- _Goal_:
Lines holding the string "this" are the ones to copy; find them all in the data.

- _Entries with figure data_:
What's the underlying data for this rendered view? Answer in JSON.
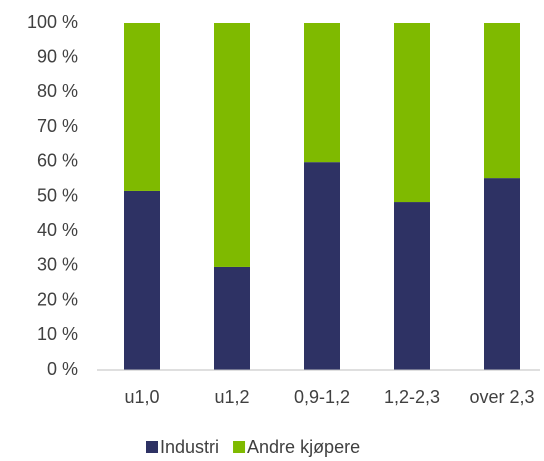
{
  "chart_data": {
    "type": "stacked_bar",
    "categories": [
      "u1,0",
      "u1,2",
      "0,9-1,2",
      "1,2-2,3",
      "over 2,3"
    ],
    "series": [
      {
        "name": "Industri",
        "color": "#2e3264",
        "values": [
          51.6,
          29.7,
          59.9,
          48.4,
          55.3
        ]
      },
      {
        "name": "Andre kjøpere",
        "color": "#7fba00",
        "values": [
          48.4,
          70.3,
          40.1,
          51.6,
          44.7
        ]
      }
    ],
    "ylim": [
      0,
      100
    ],
    "yticks": [
      {
        "value": 0,
        "label": "0 %"
      },
      {
        "value": 10,
        "label": "10 %"
      },
      {
        "value": 20,
        "label": "20 %"
      },
      {
        "value": 30,
        "label": "30 %"
      },
      {
        "value": 40,
        "label": "40 %"
      },
      {
        "value": 50,
        "label": "50 %"
      },
      {
        "value": 60,
        "label": "60 %"
      },
      {
        "value": 70,
        "label": "70 %"
      },
      {
        "value": 80,
        "label": "80 %"
      },
      {
        "value": 90,
        "label": "90 %"
      },
      {
        "value": 100,
        "label": "100 %"
      }
    ],
    "grid": false,
    "legend": "bottom"
  }
}
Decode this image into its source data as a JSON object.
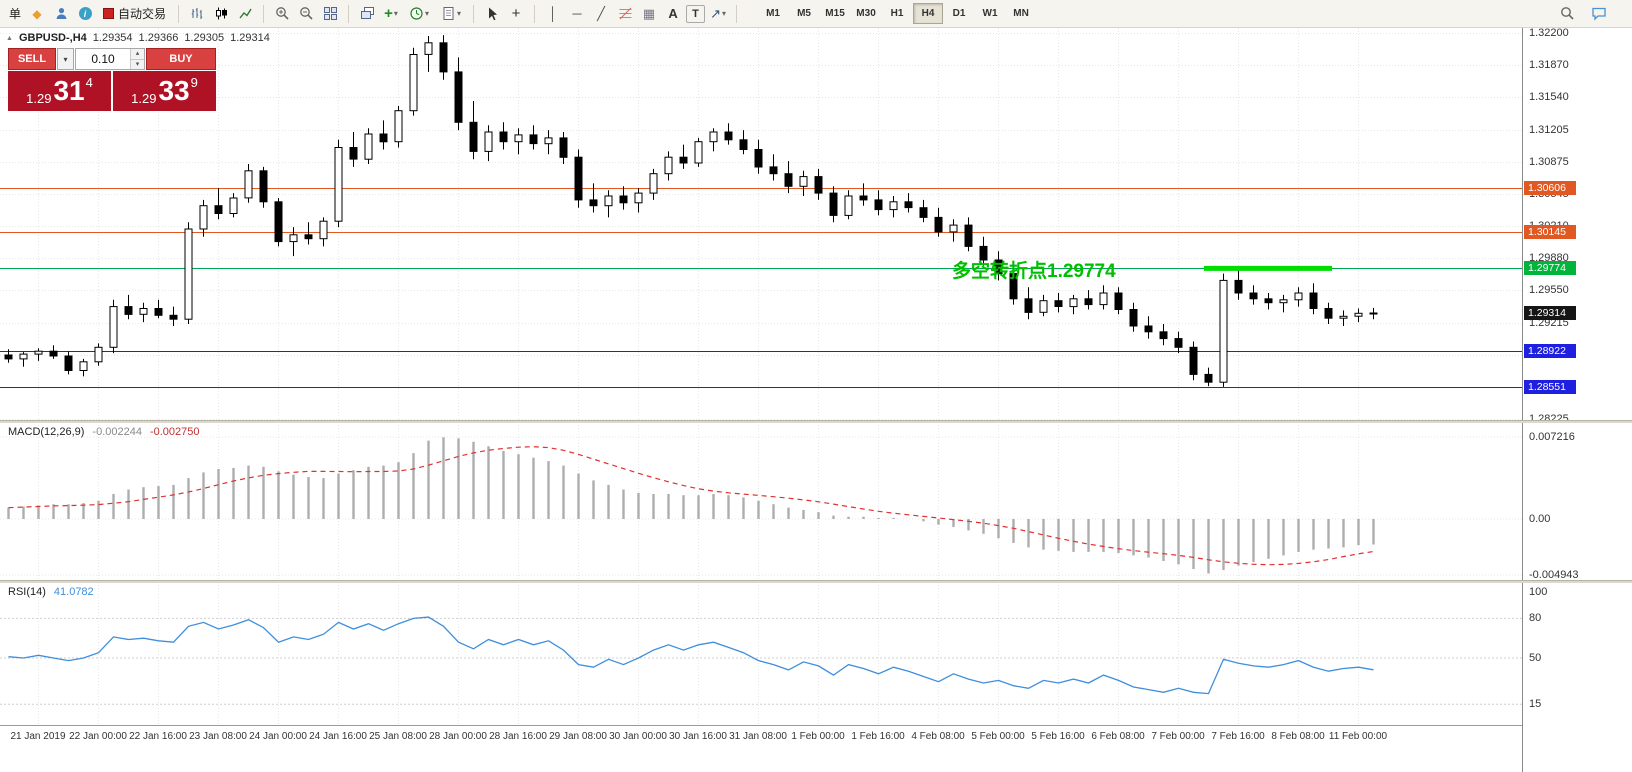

- _Correct result_:
What's the underlying data for this rendered view? Answer in JSON.
Decode this image into its source data as a JSON object.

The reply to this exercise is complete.